Count the lines below that contain the word "level", and give only that number.

◆ Exercise input ◆
>> start

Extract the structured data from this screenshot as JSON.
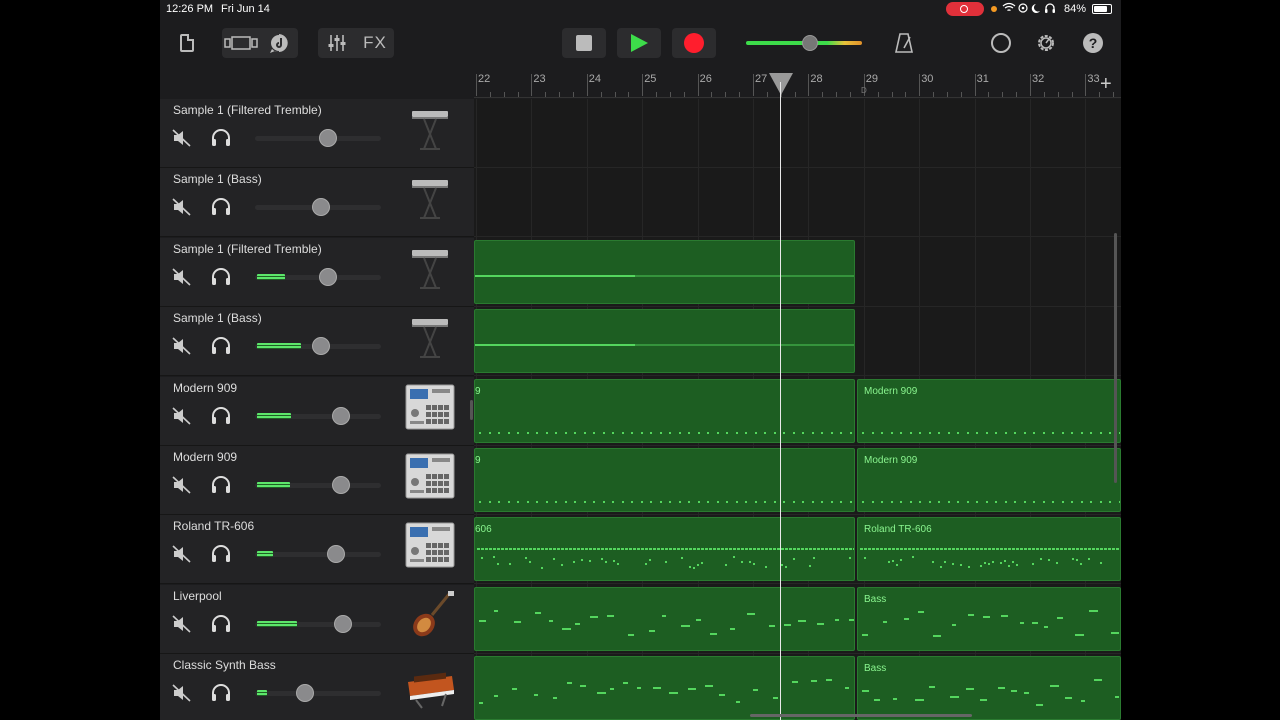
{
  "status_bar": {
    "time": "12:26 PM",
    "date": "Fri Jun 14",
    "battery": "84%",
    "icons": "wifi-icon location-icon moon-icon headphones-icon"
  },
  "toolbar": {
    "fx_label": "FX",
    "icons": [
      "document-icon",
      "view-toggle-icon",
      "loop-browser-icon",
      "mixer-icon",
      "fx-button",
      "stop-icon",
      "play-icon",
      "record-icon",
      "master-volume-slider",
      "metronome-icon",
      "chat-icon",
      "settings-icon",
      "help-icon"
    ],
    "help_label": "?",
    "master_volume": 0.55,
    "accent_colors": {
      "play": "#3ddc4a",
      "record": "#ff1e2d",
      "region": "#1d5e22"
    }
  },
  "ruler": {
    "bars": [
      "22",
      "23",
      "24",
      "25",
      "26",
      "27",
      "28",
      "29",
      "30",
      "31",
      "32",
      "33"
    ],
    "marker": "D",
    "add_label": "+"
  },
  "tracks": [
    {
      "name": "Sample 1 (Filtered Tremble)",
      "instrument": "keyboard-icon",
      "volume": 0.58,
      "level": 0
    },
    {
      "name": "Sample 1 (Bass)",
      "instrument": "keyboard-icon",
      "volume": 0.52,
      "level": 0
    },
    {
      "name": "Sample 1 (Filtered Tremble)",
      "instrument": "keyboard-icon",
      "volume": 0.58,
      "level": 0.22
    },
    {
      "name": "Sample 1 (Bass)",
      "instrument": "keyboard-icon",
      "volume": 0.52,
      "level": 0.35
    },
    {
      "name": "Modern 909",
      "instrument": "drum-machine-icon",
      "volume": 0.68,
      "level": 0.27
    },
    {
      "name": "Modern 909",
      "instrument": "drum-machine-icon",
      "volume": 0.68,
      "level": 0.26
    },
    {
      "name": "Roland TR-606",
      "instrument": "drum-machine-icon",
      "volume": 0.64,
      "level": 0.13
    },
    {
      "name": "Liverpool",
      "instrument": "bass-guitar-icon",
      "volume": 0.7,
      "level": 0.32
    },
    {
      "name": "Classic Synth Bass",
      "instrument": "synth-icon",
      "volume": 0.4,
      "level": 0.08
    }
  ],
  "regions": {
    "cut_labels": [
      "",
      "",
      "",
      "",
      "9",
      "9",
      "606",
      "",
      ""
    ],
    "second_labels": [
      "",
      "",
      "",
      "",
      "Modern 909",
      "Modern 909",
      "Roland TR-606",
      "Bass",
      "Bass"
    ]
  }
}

>> end

◆ Task result ◆
9